■ Exercise objective ■
Search the entries for the word "active" and pull out each line that has it.

## start Materials provided

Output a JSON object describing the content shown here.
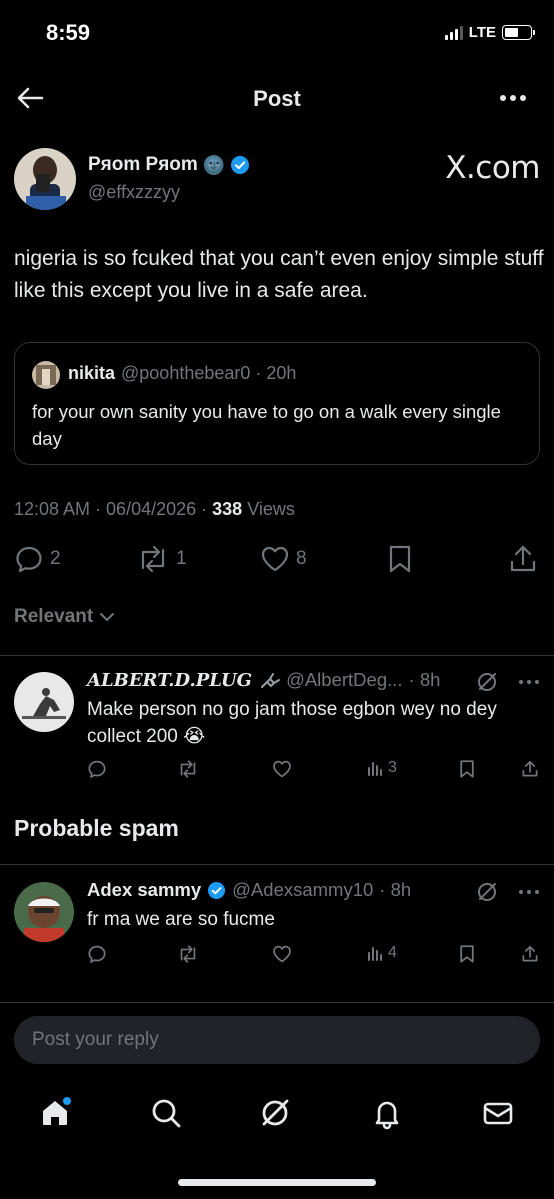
{
  "status": {
    "time": "8:59",
    "network": "LTE"
  },
  "header": {
    "title": "Post"
  },
  "post": {
    "author_name": "Pяom Pяom",
    "author_emoji": "🌚",
    "author_handle": "@effxzzzyy",
    "watermark": "X.com",
    "text": "nigeria is so fcuked that you can’t even enjoy simple stuff like this except you live in a safe area.",
    "quote": {
      "name": "nikita",
      "handle": "@poohthebear0 · 20h",
      "text": "for your own sanity you have to go on a walk every single day"
    },
    "time_date": "12:08 AM · 06/04/2026 · ",
    "views_count": "338",
    "views_label": " Views",
    "replies": "2",
    "reposts": "1",
    "likes": "8"
  },
  "sort": {
    "label": "Relevant"
  },
  "replies": [
    {
      "name": "ALBERT.D.PLUG",
      "handle": "@AlbertDeg...",
      "time": "· 8h",
      "text": "Make person no go jam those egbon wey no dey collect 200 😭",
      "views": "3"
    },
    {
      "name": "Adex sammy",
      "handle": "@Adexsammy10",
      "time": "· 8h",
      "text": "fr ma we are so fucme",
      "views": "4"
    }
  ],
  "spam_section": {
    "title": "Probable spam"
  },
  "compose": {
    "placeholder": "Post your reply"
  },
  "colors": {
    "background": "#000000",
    "text": "#e7e9ea",
    "muted": "#71767b",
    "accent": "#1d9bf0",
    "border": "#2f3336"
  }
}
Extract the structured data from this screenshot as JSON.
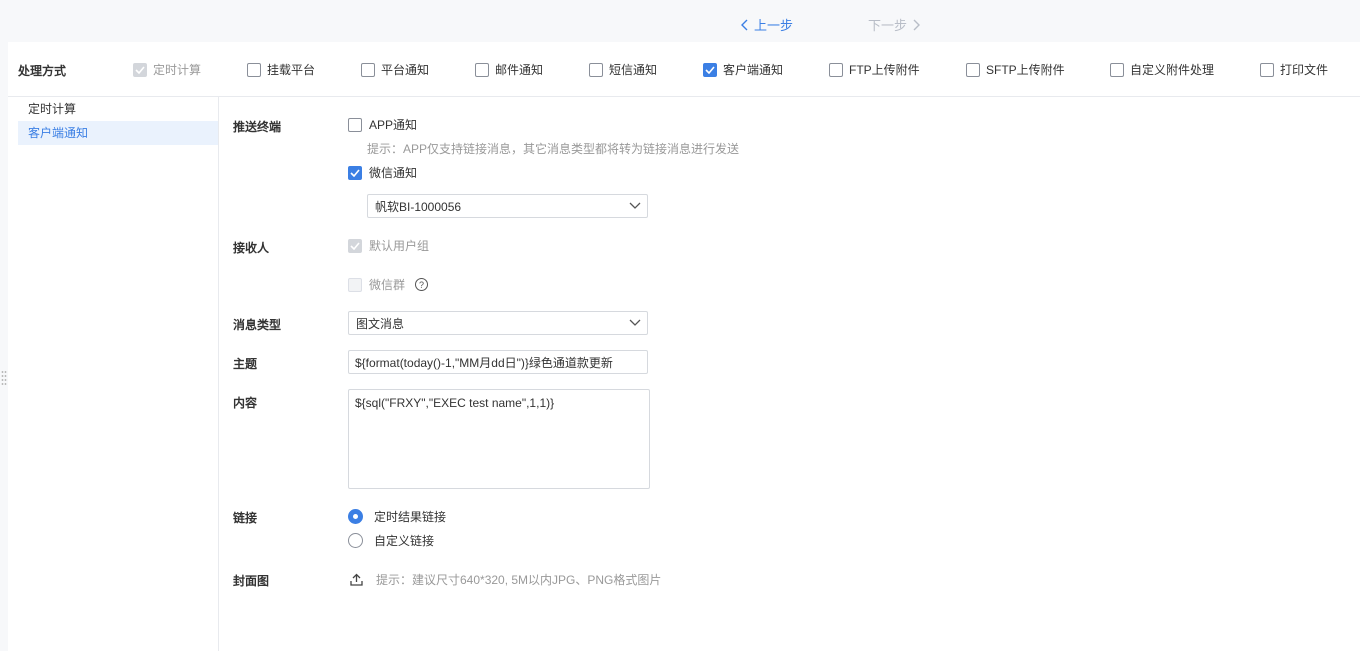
{
  "nav": {
    "prev_label": "上一步",
    "next_label": "下一步"
  },
  "method": {
    "label": "处理方式",
    "options": [
      {
        "label": "定时计算",
        "checked": true,
        "disabled": true
      },
      {
        "label": "挂载平台",
        "checked": false
      },
      {
        "label": "平台通知",
        "checked": false
      },
      {
        "label": "邮件通知",
        "checked": false
      },
      {
        "label": "短信通知",
        "checked": false
      },
      {
        "label": "客户端通知",
        "checked": true
      },
      {
        "label": "FTP上传附件",
        "checked": false
      },
      {
        "label": "SFTP上传附件",
        "checked": false
      },
      {
        "label": "自定义附件处理",
        "checked": false
      },
      {
        "label": "打印文件",
        "checked": false
      }
    ]
  },
  "sidebar": {
    "items": [
      {
        "label": "定时计算",
        "active": false
      },
      {
        "label": "客户端通知",
        "active": true
      }
    ]
  },
  "form": {
    "push_terminal": {
      "label": "推送终端",
      "app_label": "APP通知",
      "app_hint": "提示：APP仅支持链接消息，其它消息类型都将转为链接消息进行发送",
      "wechat_label": "微信通知",
      "wechat_account": "帆软BI-1000056"
    },
    "receiver": {
      "label": "接收人",
      "default_group_label": "默认用户组",
      "wechat_group_label": "微信群",
      "help_glyph": "?"
    },
    "message_type": {
      "label": "消息类型",
      "value": "图文消息"
    },
    "subject": {
      "label": "主题",
      "value": "${format(today()-1,\"MM月dd日\")}绿色通道款更新"
    },
    "content": {
      "label": "内容",
      "value": "${sql(\"FRXY\",\"EXEC test name\",1,1)}"
    },
    "link": {
      "label": "链接",
      "options": [
        {
          "label": "定时结果链接",
          "selected": true
        },
        {
          "label": "自定义链接",
          "selected": false
        }
      ]
    },
    "cover": {
      "label": "封面图",
      "hint": "提示：建议尺寸640*320, 5M以内JPG、PNG格式图片"
    }
  },
  "colors": {
    "accent": "#3b7fe4",
    "disabled_text": "#999999",
    "border": "#d6d9de"
  }
}
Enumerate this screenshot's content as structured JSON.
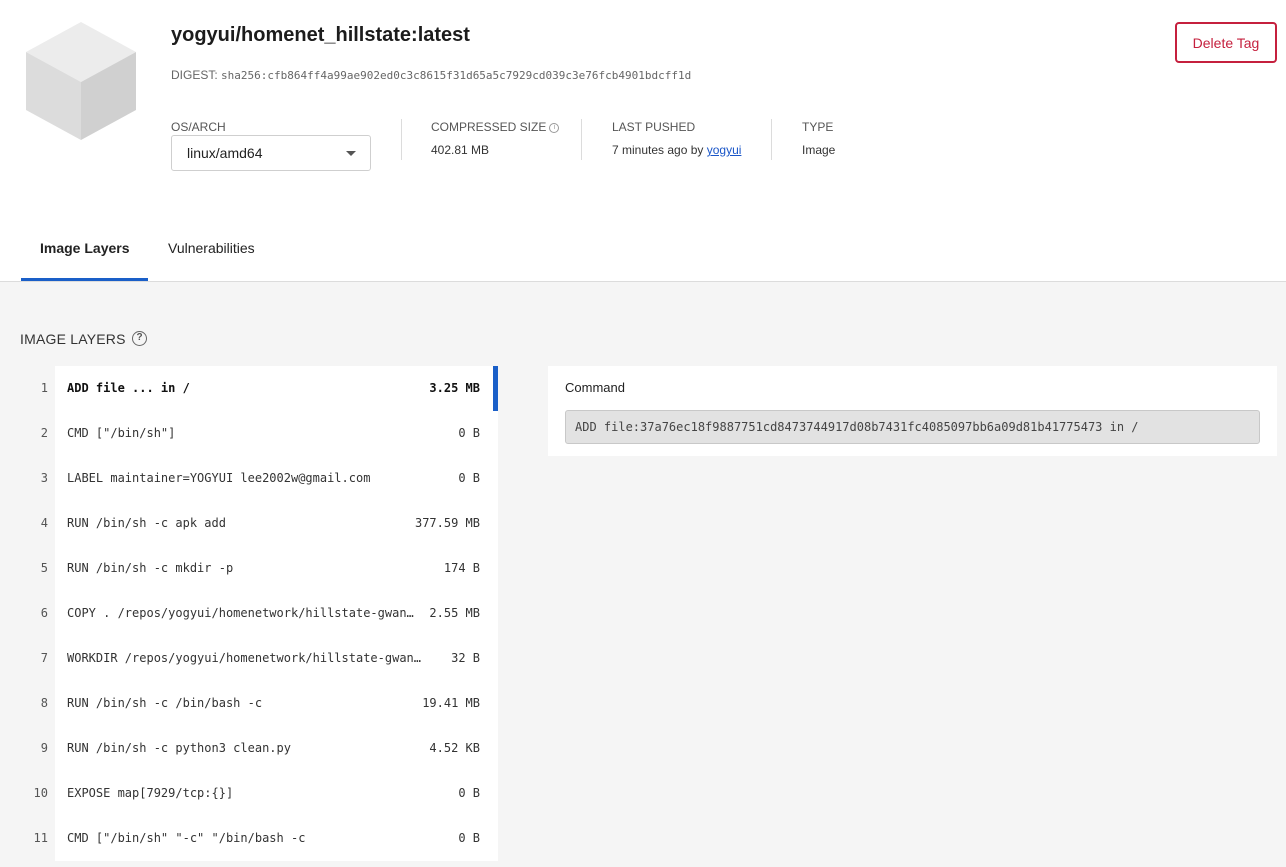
{
  "header": {
    "title": "yogyui/homenet_hillstate:latest",
    "digest_label": "DIGEST:",
    "digest_value": "sha256:cfb864ff4a99ae902ed0c3c8615f31d65a5c7929cd039c3e76fcb4901bdcff1d",
    "delete_button": "Delete Tag"
  },
  "meta": {
    "os_arch_label": "OS/ARCH",
    "os_arch_value": "linux/amd64",
    "compressed_size_label": "COMPRESSED SIZE",
    "compressed_size_value": "402.81 MB",
    "last_pushed_label": "LAST PUSHED",
    "last_pushed_value": "7 minutes ago by",
    "last_pushed_user": "yogyui",
    "type_label": "TYPE",
    "type_value": "Image"
  },
  "tabs": [
    {
      "label": "Image Layers",
      "active": true
    },
    {
      "label": "Vulnerabilities",
      "active": false
    }
  ],
  "layers_section": {
    "title": "IMAGE LAYERS",
    "help_icon": "question-circle-icon",
    "selected_index": 0
  },
  "layers": [
    {
      "num": "1",
      "command": "ADD file ... in /",
      "size": "3.25 MB"
    },
    {
      "num": "2",
      "command": "CMD [\"/bin/sh\"]",
      "size": "0 B"
    },
    {
      "num": "3",
      "command": "LABEL maintainer=YOGYUI lee2002w@gmail.com",
      "size": "0 B"
    },
    {
      "num": "4",
      "command": "RUN /bin/sh -c apk add",
      "size": "377.59 MB"
    },
    {
      "num": "5",
      "command": "RUN /bin/sh -c mkdir -p",
      "size": "174 B"
    },
    {
      "num": "6",
      "command": "COPY . /repos/yogyui/homenetwork/hillstate-gwan…",
      "size": "2.55 MB"
    },
    {
      "num": "7",
      "command": "WORKDIR /repos/yogyui/homenetwork/hillstate-gwangg…",
      "size": "32 B"
    },
    {
      "num": "8",
      "command": "RUN /bin/sh -c /bin/bash -c",
      "size": "19.41 MB"
    },
    {
      "num": "9",
      "command": "RUN /bin/sh -c python3 clean.py",
      "size": "4.52 KB"
    },
    {
      "num": "10",
      "command": "EXPOSE map[7929/tcp:{}]",
      "size": "0 B"
    },
    {
      "num": "11",
      "command": "CMD [\"/bin/sh\" \"-c\" \"/bin/bash -c",
      "size": "0 B"
    }
  ],
  "command_panel": {
    "label": "Command",
    "value": "ADD file:37a76ec18f9887751cd8473744917d08b7431fc4085097bb6a09d81b41775473 in /"
  },
  "colors": {
    "accent": "#1a5fc8",
    "danger": "#c5203e",
    "link": "#1a56c8"
  }
}
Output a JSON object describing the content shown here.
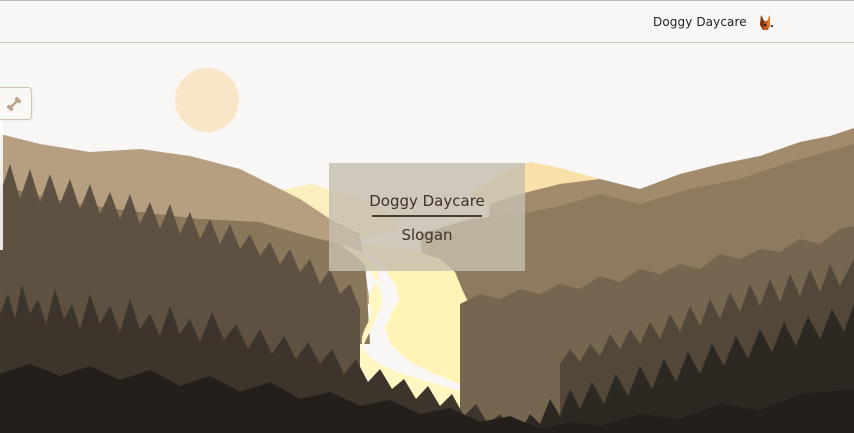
{
  "header": {
    "brand_name": "Doggy Daycare",
    "logo_icon": "dog-head-icon"
  },
  "sidebar_tab": {
    "icon": "bone-icon"
  },
  "hero": {
    "title": "Doggy Daycare",
    "slogan": "Slogan"
  },
  "colors": {
    "sky": "#f9f7f5",
    "sun": "#f9e6c8",
    "river": "#fff6c2",
    "text": "#3e3224",
    "forest_dark": "#2a251f"
  }
}
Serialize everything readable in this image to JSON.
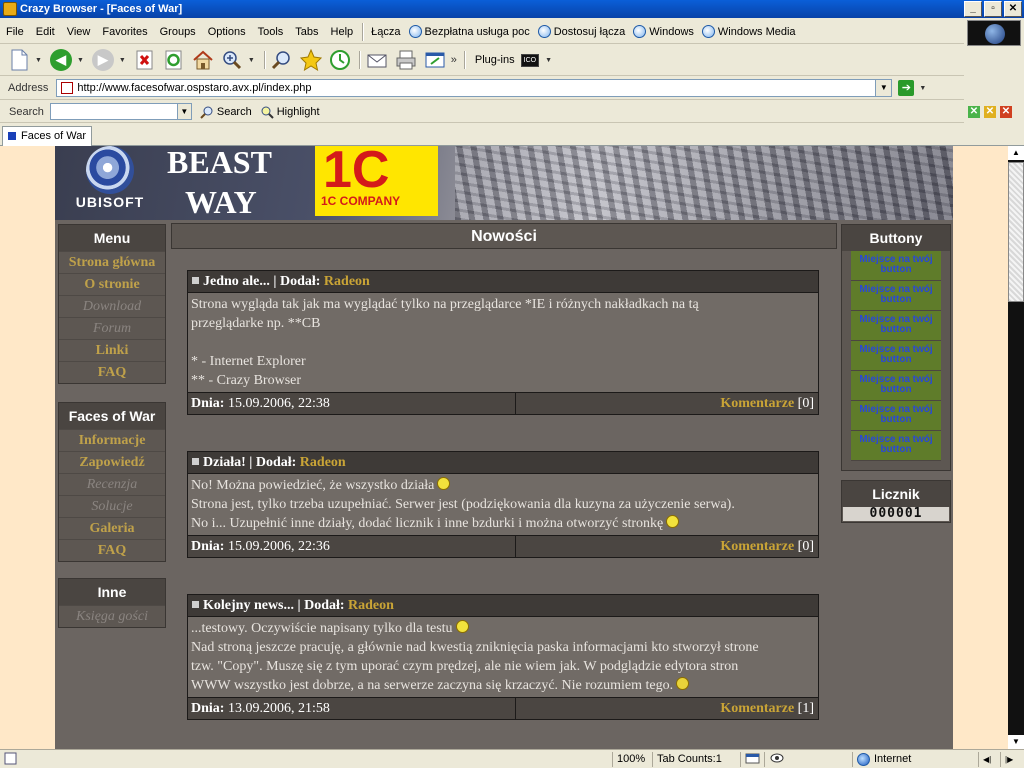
{
  "window": {
    "title": "Crazy Browser - [Faces of War]"
  },
  "menu": [
    "File",
    "Edit",
    "View",
    "Favorites",
    "Groups",
    "Options",
    "Tools",
    "Tabs",
    "Help"
  ],
  "links": {
    "label": "Łącza",
    "items": [
      "Bezpłatna usługa poc",
      "Dostosuj łącza",
      "Windows",
      "Windows Media"
    ]
  },
  "toolbar": {
    "plugins_label": "Plug-ins",
    "ico_label": "ICO",
    "more": "»"
  },
  "address": {
    "label": "Address",
    "url": "http://www.facesofwar.ospstaro.avx.pl/index.php"
  },
  "searchbar": {
    "label": "Search",
    "value": "",
    "search_btn": "Search",
    "highlight_btn": "Highlight"
  },
  "tabs": [
    {
      "label": "Faces of War"
    }
  ],
  "banner": {
    "ubisoft": "UBISOFT",
    "beast": "BEAST",
    "way": "WAY",
    "onec": "1C",
    "onec_company": "1C COMPANY"
  },
  "left": {
    "menu_title": "Menu",
    "menu_items": [
      {
        "label": "Strona główna",
        "dim": false
      },
      {
        "label": "O stronie",
        "dim": false
      },
      {
        "label": "Download",
        "dim": true
      },
      {
        "label": "Forum",
        "dim": true
      },
      {
        "label": "Linki",
        "dim": false
      },
      {
        "label": "FAQ",
        "dim": false
      }
    ],
    "fow_title": "Faces of War",
    "fow_items": [
      {
        "label": "Informacje",
        "dim": false
      },
      {
        "label": "Zapowiedź",
        "dim": false
      },
      {
        "label": "Recenzja",
        "dim": true
      },
      {
        "label": "Solucje",
        "dim": true
      },
      {
        "label": "Galeria",
        "dim": false
      },
      {
        "label": "FAQ",
        "dim": false
      }
    ],
    "other_title": "Inne",
    "other_items": [
      {
        "label": "Księga gości",
        "dim": true
      }
    ]
  },
  "main": {
    "title": "Nowości",
    "news": [
      {
        "title": "Jedno ale... | Dodał:",
        "author": "Radeon",
        "lines": [
          "Strona wygląda tak jak ma wyglądać tylko na przeglądarce *IE i różnych nakładkach na tą",
          "przeglądarke np. **CB",
          "",
          "* - Internet Explorer",
          "** - Crazy Browser"
        ],
        "date_label": "Dnia:",
        "date": "15.09.2006, 22:38",
        "comments_label": "Komentarze",
        "comments_count": "[0]"
      },
      {
        "title": "Działa! | Dodał:",
        "author": "Radeon",
        "lines": [
          "No! Można powiedzieć, że wszystko działa",
          "Strona jest, tylko trzeba uzupełniać. Serwer jest (podziękowania dla kuzyna za użyczenie serwa).",
          "No i... Uzupełnić inne działy, dodać licznik i inne bzdurki i można otworzyć stronkę"
        ],
        "date_label": "Dnia:",
        "date": "15.09.2006, 22:36",
        "comments_label": "Komentarze",
        "comments_count": "[0]"
      },
      {
        "title": "Kolejny news... | Dodał:",
        "author": "Radeon",
        "lines": [
          "...testowy. Oczywiście napisany tylko dla testu",
          "Nad stroną jeszcze pracuję, a głównie nad kwestią zniknięcia paska informacjami kto stworzył strone",
          "tzw. \"Copy\". Muszę się z tym uporać czym prędzej, ale nie wiem jak. W podglądzie edytora stron",
          "WWW wszystko jest dobrze, a na serwerze zaczyna się krzaczyć. Nie rozumiem tego."
        ],
        "date_label": "Dnia:",
        "date": "13.09.2006, 21:58",
        "comments_label": "Komentarze",
        "comments_count": "[1]"
      }
    ]
  },
  "right": {
    "buttons_title": "Buttony",
    "button_slot": "Miejsce na twój button",
    "counter_title": "Licznik",
    "counter_value": "000001"
  },
  "status": {
    "zoom": "100%",
    "tab_count": "Tab Counts:1",
    "zone": "Internet"
  },
  "colors": {
    "accent": "#c9a436",
    "site_bg": "#6b6561",
    "page_bg": "#ffe8c8"
  }
}
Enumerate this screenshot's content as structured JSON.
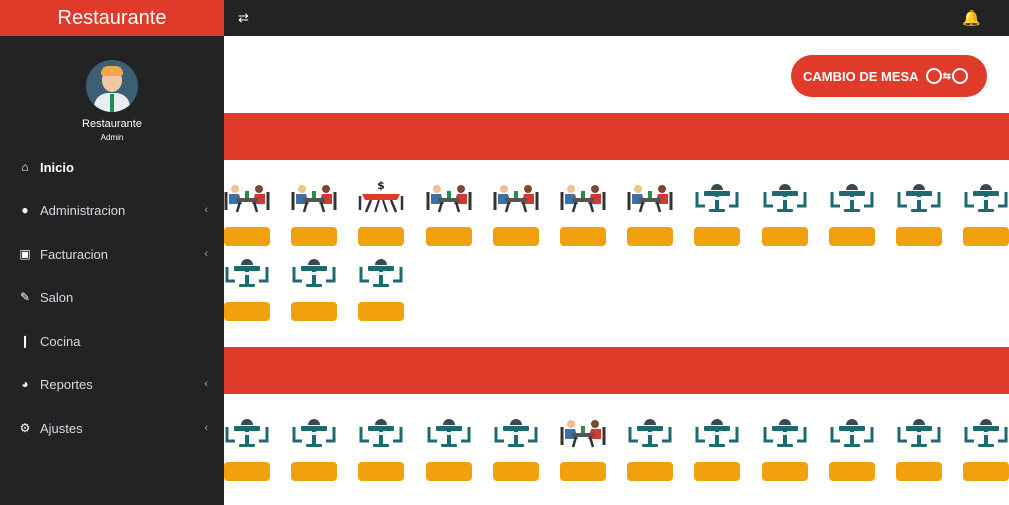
{
  "sidebar": {
    "brand": "Restaurante",
    "user": {
      "name": "Restaurante",
      "role": "Admin"
    },
    "items": [
      {
        "label": "Inicio",
        "icon": "home-icon",
        "chevron": false
      },
      {
        "label": "Administracion",
        "icon": "user-icon",
        "chevron": true
      },
      {
        "label": "Facturacion",
        "icon": "money-icon",
        "chevron": true
      },
      {
        "label": "Salon",
        "icon": "pencil-icon",
        "chevron": false
      },
      {
        "label": "Cocina",
        "icon": "cutlery-icon",
        "chevron": false
      },
      {
        "label": "Reportes",
        "icon": "pie-chart-icon",
        "chevron": true
      },
      {
        "label": "Ajustes",
        "icon": "gear-icon",
        "chevron": true
      }
    ]
  },
  "topbar": {
    "toggle_icon": "swap-arrows-icon",
    "bell_icon": "bell-icon"
  },
  "main": {
    "cambio_label": "CAMBIO DE MESA",
    "sections": [
      {
        "rows": [
          [
            "occupied",
            "occupied",
            "billing",
            "occupied",
            "occupied",
            "occupied",
            "occupied",
            "free",
            "free",
            "free",
            "free",
            "free"
          ],
          [
            "free",
            "free",
            "free"
          ]
        ]
      },
      {
        "rows": [
          [
            "free",
            "free",
            "free",
            "free",
            "free",
            "occupied",
            "free",
            "free",
            "free",
            "free",
            "free",
            "free"
          ]
        ]
      }
    ]
  },
  "colors": {
    "accent": "#e03a2b",
    "sidebar": "#222324",
    "tag": "#f2a10e",
    "free_table": "#1d6a73"
  }
}
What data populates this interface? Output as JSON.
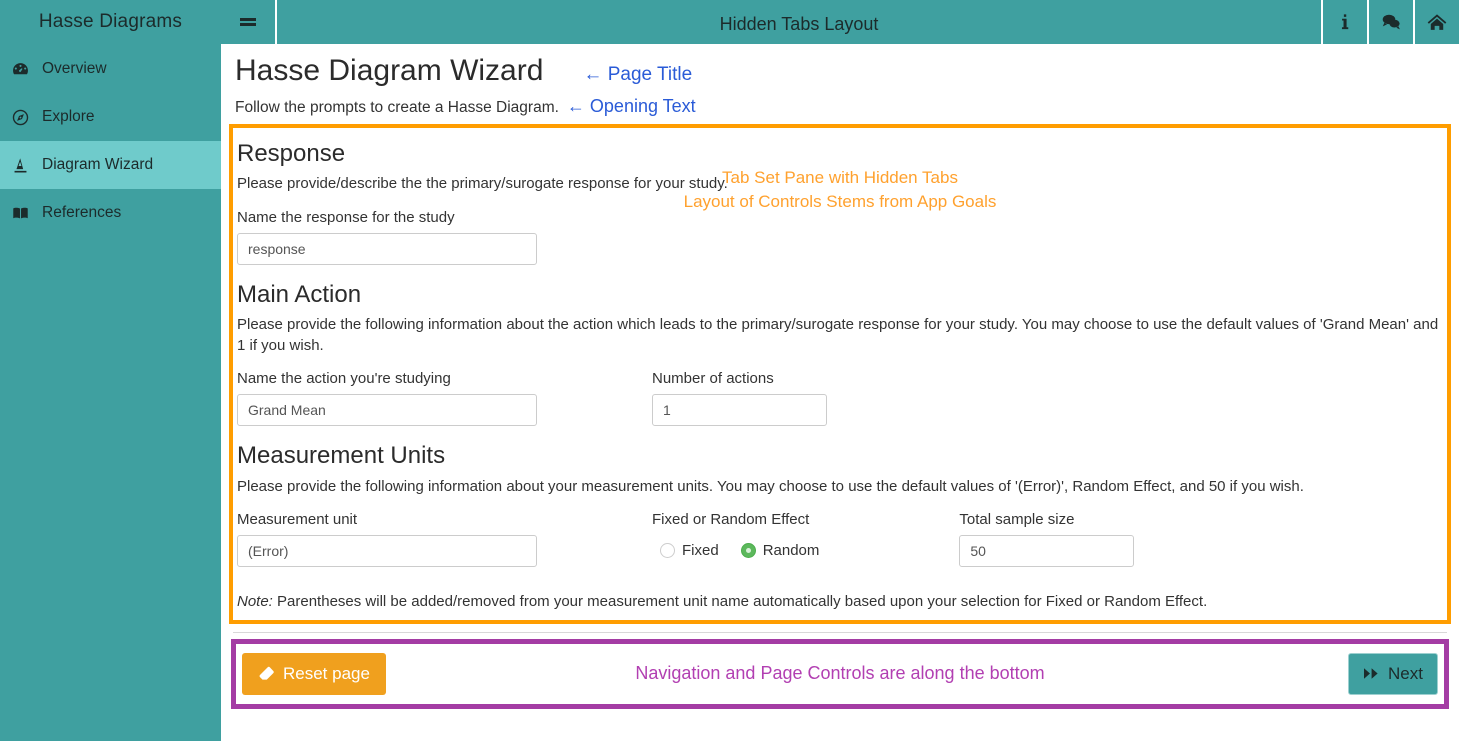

## end Materials provided

■ Final result ■
        "active": false
        "active": true
      "active": true
      "active": false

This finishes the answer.